• [Records about charts and figures]
----------------------------------------

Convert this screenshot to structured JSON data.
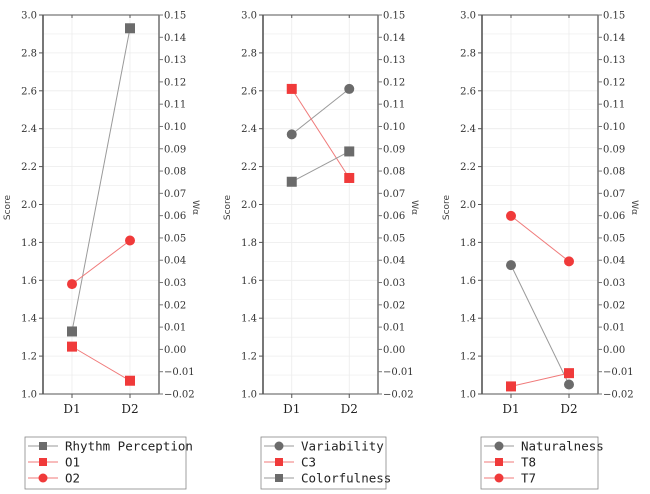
{
  "chart_data": [
    {
      "type": "line",
      "title": "",
      "xlabel": "",
      "ylabel": "Score",
      "ylabel_right": "Wα",
      "categories": [
        "D1",
        "D2"
      ],
      "ylim": [
        1.0,
        3.0
      ],
      "yticks": [
        "1.0",
        "1.2",
        "1.4",
        "1.6",
        "1.8",
        "2.0",
        "2.2",
        "2.4",
        "2.6",
        "2.8",
        "3.0"
      ],
      "ylim_right": [
        -0.02,
        0.15
      ],
      "yticks_right": [
        "−0.02",
        "−0.01",
        "0.00",
        "0.01",
        "0.02",
        "0.03",
        "0.04",
        "0.05",
        "0.06",
        "0.07",
        "0.08",
        "0.09",
        "0.10",
        "0.11",
        "0.12",
        "0.13",
        "0.14",
        "0.15"
      ],
      "grid": true,
      "legend_position": "bottom",
      "series": [
        {
          "name": "Rhythm Perception",
          "marker": "square",
          "color": "#6b6b6b",
          "values": [
            1.33,
            2.93
          ]
        },
        {
          "name": "O1",
          "marker": "square",
          "color": "#f03a3a",
          "values": [
            1.25,
            1.07
          ]
        },
        {
          "name": "O2",
          "marker": "circle",
          "color": "#f03a3a",
          "values": [
            1.58,
            1.81
          ]
        }
      ]
    },
    {
      "type": "line",
      "title": "",
      "xlabel": "",
      "ylabel": "Score",
      "ylabel_right": "Wα",
      "categories": [
        "D1",
        "D2"
      ],
      "ylim": [
        1.0,
        3.0
      ],
      "yticks": [
        "1.0",
        "1.2",
        "1.4",
        "1.6",
        "1.8",
        "2.0",
        "2.2",
        "2.4",
        "2.6",
        "2.8",
        "3.0"
      ],
      "ylim_right": [
        -0.02,
        0.15
      ],
      "yticks_right": [
        "−0.02",
        "−0.01",
        "0.00",
        "0.01",
        "0.02",
        "0.03",
        "0.04",
        "0.05",
        "0.06",
        "0.07",
        "0.08",
        "0.09",
        "0.10",
        "0.11",
        "0.12",
        "0.13",
        "0.14",
        "0.15"
      ],
      "grid": true,
      "legend_position": "bottom",
      "series": [
        {
          "name": "Variability",
          "marker": "circle",
          "color": "#6b6b6b",
          "values": [
            2.37,
            2.61
          ]
        },
        {
          "name": "C3",
          "marker": "square",
          "color": "#f03a3a",
          "values": [
            2.61,
            2.14
          ]
        },
        {
          "name": "Colorfulness",
          "marker": "square",
          "color": "#6b6b6b",
          "values": [
            2.12,
            2.28
          ]
        }
      ]
    },
    {
      "type": "line",
      "title": "",
      "xlabel": "",
      "ylabel": "Score",
      "ylabel_right": "Wα",
      "categories": [
        "D1",
        "D2"
      ],
      "ylim": [
        1.0,
        3.0
      ],
      "yticks": [
        "1.0",
        "1.2",
        "1.4",
        "1.6",
        "1.8",
        "2.0",
        "2.2",
        "2.4",
        "2.6",
        "2.8",
        "3.0"
      ],
      "ylim_right": [
        -0.02,
        0.15
      ],
      "yticks_right": [
        "−0.02",
        "−0.01",
        "0.00",
        "0.01",
        "0.02",
        "0.03",
        "0.04",
        "0.05",
        "0.06",
        "0.07",
        "0.08",
        "0.09",
        "0.10",
        "0.11",
        "0.12",
        "0.13",
        "0.14",
        "0.15"
      ],
      "grid": true,
      "legend_position": "bottom",
      "series": [
        {
          "name": "Naturalness",
          "marker": "circle",
          "color": "#6b6b6b",
          "values": [
            1.68,
            1.05
          ]
        },
        {
          "name": "T8",
          "marker": "square",
          "color": "#f03a3a",
          "values": [
            1.04,
            1.11
          ]
        },
        {
          "name": "T7",
          "marker": "circle",
          "color": "#f03a3a",
          "values": [
            1.94,
            1.7
          ]
        }
      ]
    }
  ]
}
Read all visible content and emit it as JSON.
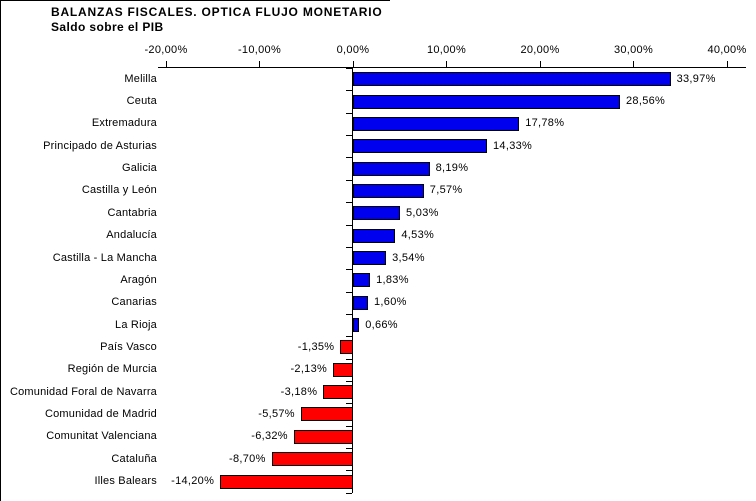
{
  "title": "BALANZAS FISCALES. OPTICA FLUJO MONETARIO",
  "subtitle": "Saldo sobre el PIB",
  "chart_data": {
    "type": "bar",
    "orientation": "horizontal",
    "title": "BALANZAS FISCALES. OPTICA FLUJO MONETARIO",
    "subtitle": "Saldo sobre el PIB",
    "categories": [
      "Melilla",
      "Ceuta",
      "Extremadura",
      "Principado de Asturias",
      "Galicia",
      "Castilla y León",
      "Cantabria",
      "Andalucía",
      "Castilla - La Mancha",
      "Aragón",
      "Canarias",
      "La Rioja",
      "País Vasco",
      "Región de Murcia",
      "Comunidad Foral de Navarra",
      "Comunidad de Madrid",
      "Comunitat Valenciana",
      "Cataluña",
      "Illes Balears"
    ],
    "values": [
      33.97,
      28.56,
      17.78,
      14.33,
      8.19,
      7.57,
      5.03,
      4.53,
      3.54,
      1.83,
      1.6,
      0.66,
      -1.35,
      -2.13,
      -3.18,
      -5.57,
      -6.32,
      -8.7,
      -14.2
    ],
    "value_labels": [
      "33,97%",
      "28,56%",
      "17,78%",
      "14,33%",
      "8,19%",
      "7,57%",
      "5,03%",
      "4,53%",
      "3,54%",
      "1,83%",
      "1,60%",
      "0,66%",
      "-1,35%",
      "-2,13%",
      "-3,18%",
      "-5,57%",
      "-6,32%",
      "-8,70%",
      "-14,20%"
    ],
    "x_tick_values": [
      -20,
      -10,
      0,
      10,
      20,
      30,
      40
    ],
    "x_tick_labels": [
      "-20,00%",
      "-10,00%",
      "0,00%",
      "10,00%",
      "20,00%",
      "30,00%",
      "40,00%"
    ],
    "xlim": [
      -20,
      40
    ],
    "grid": false,
    "legend": "none",
    "colors": {
      "positive": "#0000EE",
      "negative": "#FF0000",
      "bar_border": "#000000",
      "axis": "#000000",
      "text": "#000000",
      "background": "#FFFFFF"
    }
  }
}
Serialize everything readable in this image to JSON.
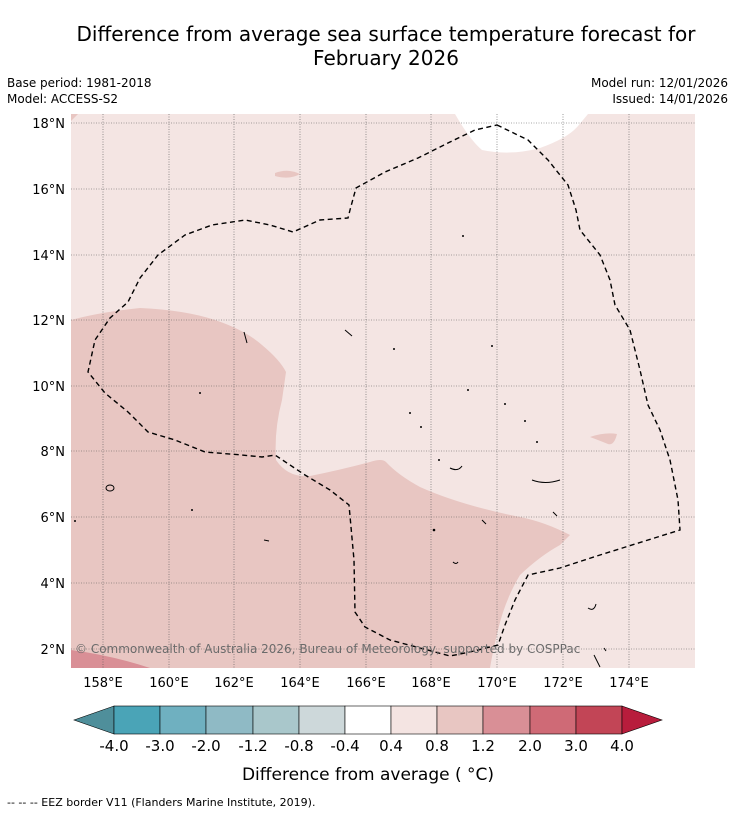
{
  "title_line1": "Difference from average sea surface temperature forecast for",
  "title_line2": "February 2026",
  "base_period": "Base period: 1981-2018",
  "model": "Model: ACCESS-S2",
  "model_run": "Model run: 12/01/2026",
  "issued": "Issued: 14/01/2026",
  "copyright": "© Commonwealth of Australia 2026, Bureau of Meteorology, supported by COSPPac",
  "footer_legend": "--  --  -- EEZ border V11 (Flanders Marine Institute, 2019).",
  "map": {
    "lon_ticks": [
      "158°E",
      "160°E",
      "162°E",
      "164°E",
      "166°E",
      "168°E",
      "170°E",
      "172°E",
      "174°E"
    ],
    "lat_ticks": [
      "18°N",
      "16°N",
      "14°N",
      "12°N",
      "10°N",
      "8°N",
      "6°N",
      "4°N",
      "2°N"
    ]
  },
  "colorbar": {
    "title": "Difference from average ( °C)",
    "labels": [
      "-4.0",
      "-3.0",
      "-2.0",
      "-1.2",
      "-0.8",
      "-0.4",
      "0.4",
      "0.8",
      "1.2",
      "2.0",
      "3.0",
      "4.0"
    ],
    "colors": [
      "#4f8f9b",
      "#4aa4b7",
      "#6fb0c0",
      "#8fbac5",
      "#a9c7cb",
      "#cdd8da",
      "#ffffff",
      "#f4e4e2",
      "#e8c6c2",
      "#d98f96",
      "#cf6a76",
      "#c24556",
      "#b81d3c"
    ]
  }
}
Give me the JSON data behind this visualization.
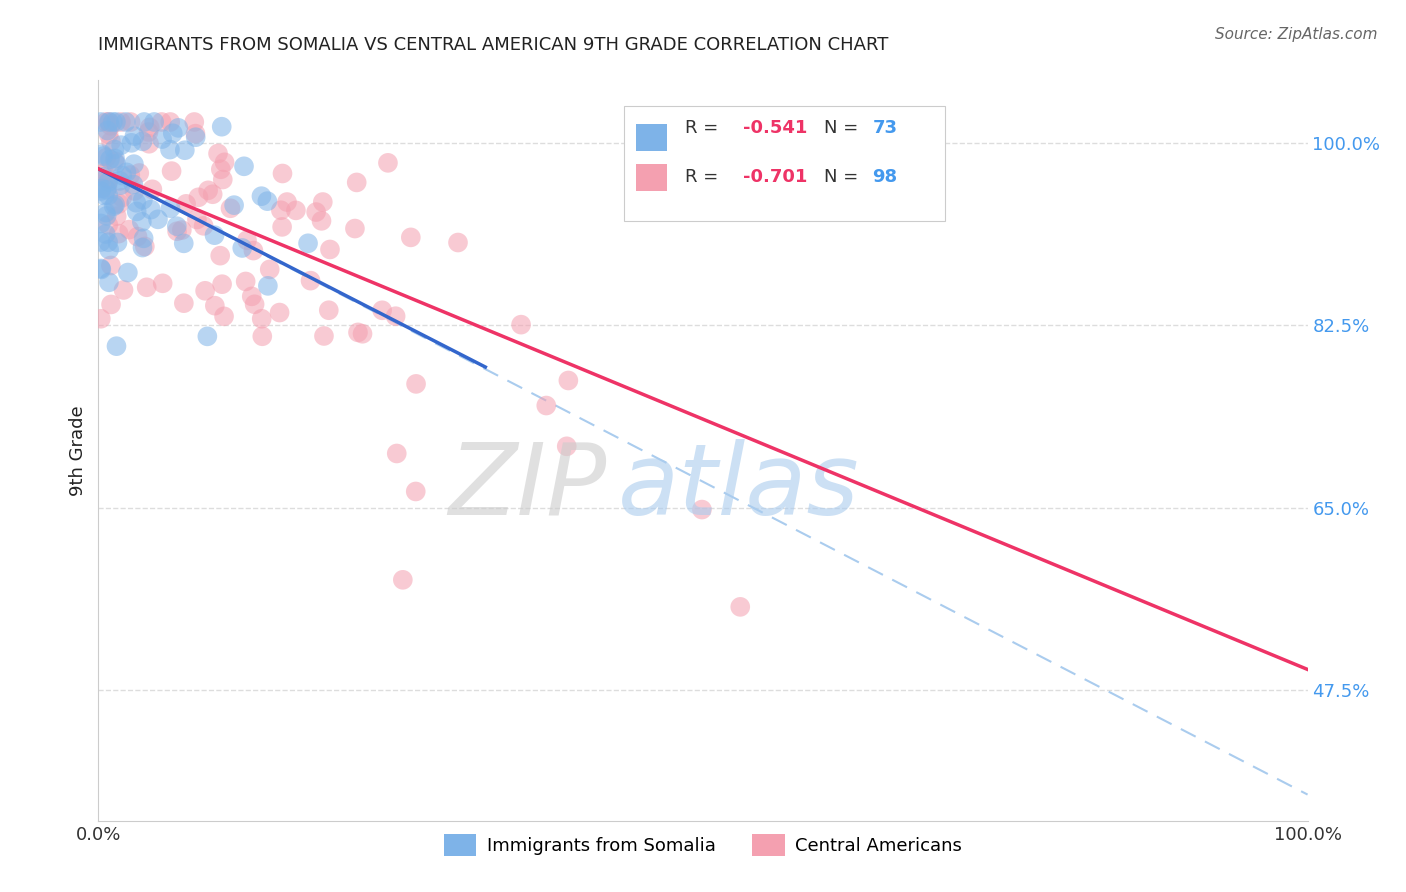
{
  "title": "IMMIGRANTS FROM SOMALIA VS CENTRAL AMERICAN 9TH GRADE CORRELATION CHART",
  "source_text": "Source: ZipAtlas.com",
  "ylabel": "9th Grade",
  "watermark": "ZIPatlas",
  "color_somalia": "#7EB3E8",
  "color_central": "#F4A0B0",
  "color_regression_somalia": "#3366CC",
  "color_regression_central": "#EE3366",
  "color_dashed": "#AACCEE",
  "background_color": "#FFFFFF",
  "grid_color": "#DDDDDD",
  "title_color": "#222222",
  "source_color": "#666666",
  "ytick_color": "#4499EE",
  "xtick_color": "#333333"
}
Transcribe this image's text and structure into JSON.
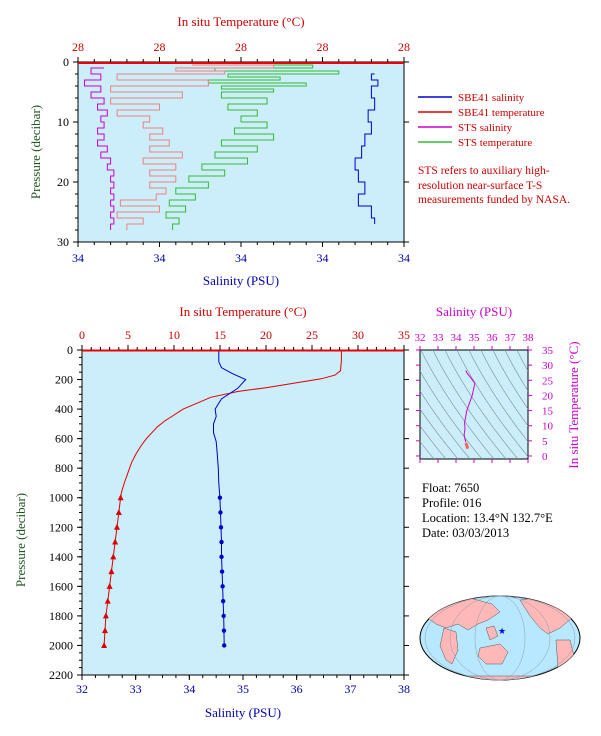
{
  "chart_data": [
    {
      "type": "line",
      "ylabel": "Pressure (decibar)",
      "xlabel_bottom": "Salinity (PSU)",
      "xlabel_top": "In situ Temperature (°C)",
      "x_bottom_ticks": [
        "34",
        "34",
        "34",
        "34",
        "34"
      ],
      "x_top_ticks": [
        "28",
        "28",
        "28",
        "28",
        "28"
      ],
      "y_ticks": [
        "0",
        "10",
        "20",
        "30"
      ],
      "ylim": [
        30,
        0
      ],
      "legend": {
        "placement": "right",
        "entries": [
          {
            "label": "SBE41 salinity",
            "color": "#0000cc"
          },
          {
            "label": "SBE41 temperature",
            "color": "#dd0000"
          },
          {
            "label": "STS salinity",
            "color": "#cc00cc"
          },
          {
            "label": "STS temperature",
            "color": "#33bb33"
          }
        ]
      },
      "note": "STS refers to auxiliary high-resolution near-surface T-S measurements funded by NASA.",
      "series": [
        {
          "key": "sts_temperature",
          "color": "#33bb33",
          "axis": "top",
          "xlim": [
            0,
            1
          ],
          "y": [
            0.5,
            1,
            1.5,
            2,
            2.5,
            3,
            3.5,
            4,
            4.5,
            5,
            6,
            7,
            8,
            9,
            10,
            11,
            12,
            13,
            14,
            15,
            16,
            17,
            18,
            19,
            20,
            21,
            22,
            23,
            24,
            25,
            26,
            27,
            28
          ],
          "x": [
            0.35,
            0.72,
            0.42,
            0.8,
            0.46,
            0.62,
            0.4,
            0.7,
            0.44,
            0.6,
            0.44,
            0.58,
            0.46,
            0.55,
            0.5,
            0.58,
            0.48,
            0.6,
            0.44,
            0.55,
            0.42,
            0.52,
            0.38,
            0.45,
            0.34,
            0.4,
            0.3,
            0.36,
            0.28,
            0.33,
            0.27,
            0.31,
            0.29
          ]
        },
        {
          "key": "sbe41_temperature_upper",
          "color": "#f08080",
          "axis": "top",
          "xlim": [
            0,
            1
          ],
          "y": [
            0.5,
            1,
            1.5,
            2,
            3,
            4,
            5,
            6,
            7,
            8,
            9,
            10,
            11,
            12,
            13,
            14,
            15,
            16,
            17,
            18,
            19,
            20,
            21,
            22,
            23,
            24,
            25,
            26,
            27,
            28
          ],
          "x": [
            0.35,
            0.6,
            0.3,
            0.45,
            0.12,
            0.4,
            0.1,
            0.32,
            0.1,
            0.25,
            0.12,
            0.22,
            0.2,
            0.26,
            0.22,
            0.28,
            0.22,
            0.32,
            0.2,
            0.3,
            0.22,
            0.3,
            0.22,
            0.27,
            0.24,
            0.13,
            0.25,
            0.12,
            0.2,
            0.15
          ]
        },
        {
          "key": "sts_salinity",
          "color": "#cc00cc",
          "axis": "bottom",
          "xlim": [
            0,
            1
          ],
          "y": [
            1,
            2,
            3,
            4,
            5,
            6,
            7,
            8,
            9,
            10,
            11,
            12,
            13,
            14,
            15,
            16,
            17,
            18,
            19,
            20,
            21,
            22,
            23,
            24,
            25,
            26,
            27,
            28
          ],
          "x": [
            0.08,
            0.04,
            0.07,
            0.02,
            0.07,
            0.04,
            0.08,
            0.06,
            0.09,
            0.07,
            0.08,
            0.06,
            0.08,
            0.06,
            0.09,
            0.07,
            0.1,
            0.09,
            0.11,
            0.1,
            0.11,
            0.1,
            0.11,
            0.1,
            0.11,
            0.1,
            0.11,
            0.1
          ]
        },
        {
          "key": "sbe41_salinity",
          "color": "#0000cc",
          "axis": "bottom",
          "xlim": [
            0,
            1
          ],
          "y": [
            2,
            3,
            4,
            6,
            8,
            10,
            12,
            14,
            16,
            18,
            20,
            22,
            24,
            26,
            27
          ],
          "x": [
            0.91,
            0.9,
            0.92,
            0.9,
            0.91,
            0.89,
            0.9,
            0.88,
            0.87,
            0.85,
            0.86,
            0.88,
            0.86,
            0.9,
            0.91
          ]
        }
      ]
    },
    {
      "type": "line",
      "ylabel": "Pressure (decibar)",
      "xlabel_bottom": "Salinity (PSU)",
      "xlabel_top": "In situ Temperature (°C)",
      "x_bottom_ticks": [
        "32",
        "33",
        "34",
        "35",
        "36",
        "37",
        "38"
      ],
      "xlim_bottom": [
        32,
        38
      ],
      "x_top_ticks": [
        "0",
        "5",
        "10",
        "15",
        "20",
        "25",
        "30",
        "35"
      ],
      "xlim_top": [
        0,
        35
      ],
      "y_ticks": [
        "0",
        "200",
        "400",
        "600",
        "800",
        "1000",
        "1200",
        "1400",
        "1600",
        "1800",
        "2000",
        "2200"
      ],
      "ylim": [
        2200,
        0
      ],
      "series": [
        {
          "key": "temperature",
          "color": "#dd0000",
          "axis": "top",
          "marker": "triangle",
          "x": [
            28.2,
            28.2,
            28.1,
            27.5,
            26,
            24,
            22,
            20,
            17,
            14,
            11,
            9.5,
            9,
            8.6,
            8.2,
            7.6,
            7,
            6.4,
            5.9,
            5.4,
            5.0,
            4.6,
            4.3,
            4.2,
            4.0,
            3.8,
            3.6,
            3.4,
            3.2,
            3.0,
            2.8,
            2.6,
            2.4
          ],
          "y": [
            0,
            70,
            140,
            170,
            195,
            215,
            235,
            255,
            280,
            320,
            400,
            460,
            480,
            500,
            520,
            560,
            600,
            650,
            700,
            760,
            830,
            900,
            960,
            1000,
            1100,
            1200,
            1300,
            1400,
            1500,
            1600,
            1700,
            1800,
            2000
          ],
          "marker_from": 1000
        },
        {
          "key": "salinity",
          "color": "#0000cc",
          "axis": "bottom",
          "marker": "circle",
          "x": [
            34.55,
            34.55,
            34.6,
            34.8,
            35.05,
            34.9,
            34.6,
            34.48,
            34.5,
            34.45,
            34.45,
            34.5,
            34.52,
            34.54,
            34.55,
            34.57,
            34.58,
            34.59,
            34.6,
            34.6,
            34.61,
            34.62,
            34.63,
            34.64,
            34.65
          ],
          "y": [
            0,
            80,
            120,
            160,
            200,
            260,
            330,
            400,
            450,
            500,
            560,
            620,
            700,
            800,
            900,
            1000,
            1100,
            1200,
            1300,
            1400,
            1500,
            1600,
            1700,
            1800,
            2000
          ],
          "marker_from": 1000
        }
      ]
    },
    {
      "type": "scatter",
      "xlabel": "Salinity (PSU)",
      "ylabel": "In situ Temperature (°C)",
      "x_ticks": [
        "32",
        "33",
        "34",
        "35",
        "36",
        "37",
        "38"
      ],
      "xlim": [
        32,
        38
      ],
      "y_ticks": [
        "0",
        "5",
        "10",
        "15",
        "20",
        "25",
        "30",
        "35"
      ],
      "ylim": [
        -1,
        35
      ],
      "series": [
        {
          "key": "ts",
          "color": "#cc00cc",
          "x": [
            34.55,
            34.6,
            34.8,
            35.05,
            34.9,
            34.6,
            34.48,
            34.5,
            34.45,
            34.5,
            34.55
          ],
          "y": [
            28.2,
            27.5,
            26,
            24,
            20,
            15,
            11,
            9,
            7,
            5.5,
            4.5
          ]
        },
        {
          "key": "ts_deep",
          "color": "#ff6060",
          "x": [
            34.55,
            34.58,
            34.6,
            34.62,
            34.64,
            34.65
          ],
          "y": [
            4.3,
            3.8,
            3.4,
            3.0,
            2.6,
            2.4
          ]
        }
      ]
    }
  ],
  "float_info": {
    "float": "Float:  7650",
    "profile": "Profile:  016",
    "location": "Location:  13.4°N  132.7°E",
    "date": "Date:  03/03/2013"
  },
  "colors": {
    "plot_bg": "#cceefa",
    "land": "#ffb8b8",
    "ocean": "#b8e8ff",
    "float_marker": "#0000ff"
  }
}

----------------------------------------

• [The request]
Looking at the material above, count the lines that hold "FISCALES" and give the total alone.

• [Response]
2